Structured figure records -
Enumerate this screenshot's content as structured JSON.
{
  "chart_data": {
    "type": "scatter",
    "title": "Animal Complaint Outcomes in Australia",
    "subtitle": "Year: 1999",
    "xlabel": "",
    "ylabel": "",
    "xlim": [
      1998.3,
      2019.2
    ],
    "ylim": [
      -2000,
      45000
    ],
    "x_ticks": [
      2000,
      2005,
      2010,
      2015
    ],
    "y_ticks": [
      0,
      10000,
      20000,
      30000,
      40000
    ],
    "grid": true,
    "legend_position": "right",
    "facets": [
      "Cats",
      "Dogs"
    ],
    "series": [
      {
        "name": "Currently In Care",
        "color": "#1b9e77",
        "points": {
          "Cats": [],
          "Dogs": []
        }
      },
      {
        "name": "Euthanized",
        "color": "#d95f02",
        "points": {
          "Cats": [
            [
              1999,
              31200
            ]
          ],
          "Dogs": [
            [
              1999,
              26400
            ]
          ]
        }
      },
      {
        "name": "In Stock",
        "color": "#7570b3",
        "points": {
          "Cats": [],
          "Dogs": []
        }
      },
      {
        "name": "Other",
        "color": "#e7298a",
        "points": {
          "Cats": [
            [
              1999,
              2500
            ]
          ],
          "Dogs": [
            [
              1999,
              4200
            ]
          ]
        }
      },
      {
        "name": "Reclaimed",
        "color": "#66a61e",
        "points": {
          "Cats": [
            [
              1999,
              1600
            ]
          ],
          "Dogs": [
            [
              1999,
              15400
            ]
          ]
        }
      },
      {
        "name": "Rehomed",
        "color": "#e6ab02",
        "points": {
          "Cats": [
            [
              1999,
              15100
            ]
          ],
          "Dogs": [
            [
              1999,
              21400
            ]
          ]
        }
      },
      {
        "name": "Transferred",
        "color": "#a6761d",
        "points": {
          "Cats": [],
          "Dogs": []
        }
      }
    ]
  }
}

SET EXERCISE -
Working from the material above, retype it in its entirety without change.

RESULT OF THIS EXERCISE -
Enumerate this screenshot's content as structured JSON.
{
  "chart_data": {
    "type": "scatter",
    "title": "Animal Complaint Outcomes in Australia",
    "subtitle": "Year: 1999",
    "xlabel": "",
    "ylabel": "",
    "xlim": [
      1998.3,
      2019.2
    ],
    "ylim": [
      -2000,
      45000
    ],
    "x_ticks": [
      2000,
      2005,
      2010,
      2015
    ],
    "y_ticks": [
      0,
      10000,
      20000,
      30000,
      40000
    ],
    "grid": true,
    "legend_position": "right",
    "facets": [
      "Cats",
      "Dogs"
    ],
    "series": [
      {
        "name": "Currently In Care",
        "color": "#1b9e77",
        "points": {
          "Cats": [],
          "Dogs": []
        }
      },
      {
        "name": "Euthanized",
        "color": "#d95f02",
        "points": {
          "Cats": [
            [
              1999,
              31200
            ]
          ],
          "Dogs": [
            [
              1999,
              26400
            ]
          ]
        }
      },
      {
        "name": "In Stock",
        "color": "#7570b3",
        "points": {
          "Cats": [],
          "Dogs": []
        }
      },
      {
        "name": "Other",
        "color": "#e7298a",
        "points": {
          "Cats": [
            [
              1999,
              2500
            ]
          ],
          "Dogs": [
            [
              1999,
              4200
            ]
          ]
        }
      },
      {
        "name": "Reclaimed",
        "color": "#66a61e",
        "points": {
          "Cats": [
            [
              1999,
              1600
            ]
          ],
          "Dogs": [
            [
              1999,
              15400
            ]
          ]
        }
      },
      {
        "name": "Rehomed",
        "color": "#e6ab02",
        "points": {
          "Cats": [
            [
              1999,
              15100
            ]
          ],
          "Dogs": [
            [
              1999,
              21400
            ]
          ]
        }
      },
      {
        "name": "Transferred",
        "color": "#a6761d",
        "points": {
          "Cats": [],
          "Dogs": []
        }
      }
    ]
  }
}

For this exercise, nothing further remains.